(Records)
+ + + + +

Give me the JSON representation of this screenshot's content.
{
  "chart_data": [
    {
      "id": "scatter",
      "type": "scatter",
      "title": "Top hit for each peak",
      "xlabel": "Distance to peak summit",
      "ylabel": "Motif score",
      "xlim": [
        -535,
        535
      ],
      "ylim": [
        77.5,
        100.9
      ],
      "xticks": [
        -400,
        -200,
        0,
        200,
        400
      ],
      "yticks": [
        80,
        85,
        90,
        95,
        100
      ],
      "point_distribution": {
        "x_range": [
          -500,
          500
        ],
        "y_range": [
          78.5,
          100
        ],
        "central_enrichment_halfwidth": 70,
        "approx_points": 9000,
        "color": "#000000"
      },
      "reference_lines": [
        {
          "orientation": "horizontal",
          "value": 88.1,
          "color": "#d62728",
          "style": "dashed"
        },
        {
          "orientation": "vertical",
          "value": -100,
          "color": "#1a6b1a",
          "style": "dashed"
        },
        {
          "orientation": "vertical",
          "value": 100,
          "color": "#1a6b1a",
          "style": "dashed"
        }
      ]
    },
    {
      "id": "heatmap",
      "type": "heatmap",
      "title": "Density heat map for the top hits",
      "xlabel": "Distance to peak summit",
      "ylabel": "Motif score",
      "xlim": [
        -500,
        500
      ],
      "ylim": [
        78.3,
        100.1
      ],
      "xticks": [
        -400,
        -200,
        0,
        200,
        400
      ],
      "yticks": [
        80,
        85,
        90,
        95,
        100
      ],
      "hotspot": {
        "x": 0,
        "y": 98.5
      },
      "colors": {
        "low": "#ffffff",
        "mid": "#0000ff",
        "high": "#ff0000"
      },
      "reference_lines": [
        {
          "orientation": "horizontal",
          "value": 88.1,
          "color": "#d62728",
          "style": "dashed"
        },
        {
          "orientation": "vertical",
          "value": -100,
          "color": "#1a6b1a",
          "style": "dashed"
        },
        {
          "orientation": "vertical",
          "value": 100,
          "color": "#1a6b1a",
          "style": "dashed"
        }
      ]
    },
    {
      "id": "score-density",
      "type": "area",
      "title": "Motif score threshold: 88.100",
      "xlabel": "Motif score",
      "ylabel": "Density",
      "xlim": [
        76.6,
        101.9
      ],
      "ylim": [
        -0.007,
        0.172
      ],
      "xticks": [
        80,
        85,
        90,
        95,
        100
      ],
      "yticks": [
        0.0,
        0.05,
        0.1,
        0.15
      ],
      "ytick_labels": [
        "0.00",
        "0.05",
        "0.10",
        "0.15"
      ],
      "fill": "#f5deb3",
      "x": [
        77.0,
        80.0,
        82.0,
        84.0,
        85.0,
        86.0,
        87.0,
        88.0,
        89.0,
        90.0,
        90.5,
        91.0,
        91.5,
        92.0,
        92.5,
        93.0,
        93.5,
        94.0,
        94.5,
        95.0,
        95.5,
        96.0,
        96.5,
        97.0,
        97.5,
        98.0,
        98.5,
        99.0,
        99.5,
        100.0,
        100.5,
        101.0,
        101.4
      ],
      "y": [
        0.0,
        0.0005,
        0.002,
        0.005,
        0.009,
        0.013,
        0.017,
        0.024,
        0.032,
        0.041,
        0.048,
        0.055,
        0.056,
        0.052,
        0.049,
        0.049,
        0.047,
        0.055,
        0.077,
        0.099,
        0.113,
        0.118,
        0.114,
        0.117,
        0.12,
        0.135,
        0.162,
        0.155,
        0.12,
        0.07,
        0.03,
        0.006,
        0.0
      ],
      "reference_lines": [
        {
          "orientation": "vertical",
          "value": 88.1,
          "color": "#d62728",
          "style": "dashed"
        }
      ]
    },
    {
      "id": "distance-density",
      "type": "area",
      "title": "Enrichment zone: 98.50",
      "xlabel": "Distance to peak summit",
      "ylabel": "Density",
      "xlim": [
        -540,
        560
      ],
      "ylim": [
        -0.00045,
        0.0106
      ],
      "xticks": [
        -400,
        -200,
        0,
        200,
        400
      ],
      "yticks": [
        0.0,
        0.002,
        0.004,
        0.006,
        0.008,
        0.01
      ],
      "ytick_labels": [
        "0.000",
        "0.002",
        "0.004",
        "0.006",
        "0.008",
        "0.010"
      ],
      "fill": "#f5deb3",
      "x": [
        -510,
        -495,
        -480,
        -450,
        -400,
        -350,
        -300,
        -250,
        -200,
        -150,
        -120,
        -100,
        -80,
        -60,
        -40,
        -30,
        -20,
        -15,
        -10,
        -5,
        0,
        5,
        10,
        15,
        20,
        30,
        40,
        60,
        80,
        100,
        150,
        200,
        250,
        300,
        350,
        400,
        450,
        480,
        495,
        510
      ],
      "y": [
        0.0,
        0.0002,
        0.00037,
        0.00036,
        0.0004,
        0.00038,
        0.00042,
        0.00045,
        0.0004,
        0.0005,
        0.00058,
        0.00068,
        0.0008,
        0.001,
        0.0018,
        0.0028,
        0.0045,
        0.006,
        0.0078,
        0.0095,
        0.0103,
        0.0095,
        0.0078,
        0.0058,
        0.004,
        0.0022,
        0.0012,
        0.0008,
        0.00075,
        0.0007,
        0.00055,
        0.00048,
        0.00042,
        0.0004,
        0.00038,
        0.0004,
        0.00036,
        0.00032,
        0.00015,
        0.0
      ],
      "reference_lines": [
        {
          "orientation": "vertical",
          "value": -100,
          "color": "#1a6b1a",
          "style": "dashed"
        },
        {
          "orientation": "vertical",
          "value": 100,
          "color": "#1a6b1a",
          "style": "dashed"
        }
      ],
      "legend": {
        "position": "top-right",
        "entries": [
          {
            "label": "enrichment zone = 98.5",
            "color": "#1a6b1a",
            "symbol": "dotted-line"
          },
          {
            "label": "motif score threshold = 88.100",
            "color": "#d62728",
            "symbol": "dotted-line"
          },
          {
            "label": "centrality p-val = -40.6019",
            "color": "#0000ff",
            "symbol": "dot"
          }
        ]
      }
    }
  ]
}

+ + + + +

#### PROBLEM STATEMENT
Write the material out again in its entirety, exactly as shown.

#### ANSWER TO THE EXERCISE
Give me the JSON representation of this screenshot's content.
{
  "chart_data": [
    {
      "id": "scatter",
      "type": "scatter",
      "title": "Top hit for each peak",
      "xlabel": "Distance to peak summit",
      "ylabel": "Motif score",
      "xlim": [
        -535,
        535
      ],
      "ylim": [
        77.5,
        100.9
      ],
      "xticks": [
        -400,
        -200,
        0,
        200,
        400
      ],
      "yticks": [
        80,
        85,
        90,
        95,
        100
      ],
      "point_distribution": {
        "x_range": [
          -500,
          500
        ],
        "y_range": [
          78.5,
          100
        ],
        "central_enrichment_halfwidth": 70,
        "approx_points": 9000,
        "color": "#000000"
      },
      "reference_lines": [
        {
          "orientation": "horizontal",
          "value": 88.1,
          "color": "#d62728",
          "style": "dashed"
        },
        {
          "orientation": "vertical",
          "value": -100,
          "color": "#1a6b1a",
          "style": "dashed"
        },
        {
          "orientation": "vertical",
          "value": 100,
          "color": "#1a6b1a",
          "style": "dashed"
        }
      ]
    },
    {
      "id": "heatmap",
      "type": "heatmap",
      "title": "Density heat map for the top hits",
      "xlabel": "Distance to peak summit",
      "ylabel": "Motif score",
      "xlim": [
        -500,
        500
      ],
      "ylim": [
        78.3,
        100.1
      ],
      "xticks": [
        -400,
        -200,
        0,
        200,
        400
      ],
      "yticks": [
        80,
        85,
        90,
        95,
        100
      ],
      "hotspot": {
        "x": 0,
        "y": 98.5
      },
      "colors": {
        "low": "#ffffff",
        "mid": "#0000ff",
        "high": "#ff0000"
      },
      "reference_lines": [
        {
          "orientation": "horizontal",
          "value": 88.1,
          "color": "#d62728",
          "style": "dashed"
        },
        {
          "orientation": "vertical",
          "value": -100,
          "color": "#1a6b1a",
          "style": "dashed"
        },
        {
          "orientation": "vertical",
          "value": 100,
          "color": "#1a6b1a",
          "style": "dashed"
        }
      ]
    },
    {
      "id": "score-density",
      "type": "area",
      "title": "Motif score threshold: 88.100",
      "xlabel": "Motif score",
      "ylabel": "Density",
      "xlim": [
        76.6,
        101.9
      ],
      "ylim": [
        -0.007,
        0.172
      ],
      "xticks": [
        80,
        85,
        90,
        95,
        100
      ],
      "yticks": [
        0.0,
        0.05,
        0.1,
        0.15
      ],
      "ytick_labels": [
        "0.00",
        "0.05",
        "0.10",
        "0.15"
      ],
      "fill": "#f5deb3",
      "x": [
        77.0,
        80.0,
        82.0,
        84.0,
        85.0,
        86.0,
        87.0,
        88.0,
        89.0,
        90.0,
        90.5,
        91.0,
        91.5,
        92.0,
        92.5,
        93.0,
        93.5,
        94.0,
        94.5,
        95.0,
        95.5,
        96.0,
        96.5,
        97.0,
        97.5,
        98.0,
        98.5,
        99.0,
        99.5,
        100.0,
        100.5,
        101.0,
        101.4
      ],
      "y": [
        0.0,
        0.0005,
        0.002,
        0.005,
        0.009,
        0.013,
        0.017,
        0.024,
        0.032,
        0.041,
        0.048,
        0.055,
        0.056,
        0.052,
        0.049,
        0.049,
        0.047,
        0.055,
        0.077,
        0.099,
        0.113,
        0.118,
        0.114,
        0.117,
        0.12,
        0.135,
        0.162,
        0.155,
        0.12,
        0.07,
        0.03,
        0.006,
        0.0
      ],
      "reference_lines": [
        {
          "orientation": "vertical",
          "value": 88.1,
          "color": "#d62728",
          "style": "dashed"
        }
      ]
    },
    {
      "id": "distance-density",
      "type": "area",
      "title": "Enrichment zone: 98.50",
      "xlabel": "Distance to peak summit",
      "ylabel": "Density",
      "xlim": [
        -540,
        560
      ],
      "ylim": [
        -0.00045,
        0.0106
      ],
      "xticks": [
        -400,
        -200,
        0,
        200,
        400
      ],
      "yticks": [
        0.0,
        0.002,
        0.004,
        0.006,
        0.008,
        0.01
      ],
      "ytick_labels": [
        "0.000",
        "0.002",
        "0.004",
        "0.006",
        "0.008",
        "0.010"
      ],
      "fill": "#f5deb3",
      "x": [
        -510,
        -495,
        -480,
        -450,
        -400,
        -350,
        -300,
        -250,
        -200,
        -150,
        -120,
        -100,
        -80,
        -60,
        -40,
        -30,
        -20,
        -15,
        -10,
        -5,
        0,
        5,
        10,
        15,
        20,
        30,
        40,
        60,
        80,
        100,
        150,
        200,
        250,
        300,
        350,
        400,
        450,
        480,
        495,
        510
      ],
      "y": [
        0.0,
        0.0002,
        0.00037,
        0.00036,
        0.0004,
        0.00038,
        0.00042,
        0.00045,
        0.0004,
        0.0005,
        0.00058,
        0.00068,
        0.0008,
        0.001,
        0.0018,
        0.0028,
        0.0045,
        0.006,
        0.0078,
        0.0095,
        0.0103,
        0.0095,
        0.0078,
        0.0058,
        0.004,
        0.0022,
        0.0012,
        0.0008,
        0.00075,
        0.0007,
        0.00055,
        0.00048,
        0.00042,
        0.0004,
        0.00038,
        0.0004,
        0.00036,
        0.00032,
        0.00015,
        0.0
      ],
      "reference_lines": [
        {
          "orientation": "vertical",
          "value": -100,
          "color": "#1a6b1a",
          "style": "dashed"
        },
        {
          "orientation": "vertical",
          "value": 100,
          "color": "#1a6b1a",
          "style": "dashed"
        }
      ],
      "legend": {
        "position": "top-right",
        "entries": [
          {
            "label": "enrichment zone = 98.5",
            "color": "#1a6b1a",
            "symbol": "dotted-line"
          },
          {
            "label": "motif score threshold = 88.100",
            "color": "#d62728",
            "symbol": "dotted-line"
          },
          {
            "label": "centrality p-val = -40.6019",
            "color": "#0000ff",
            "symbol": "dot"
          }
        ]
      }
    }
  ]
}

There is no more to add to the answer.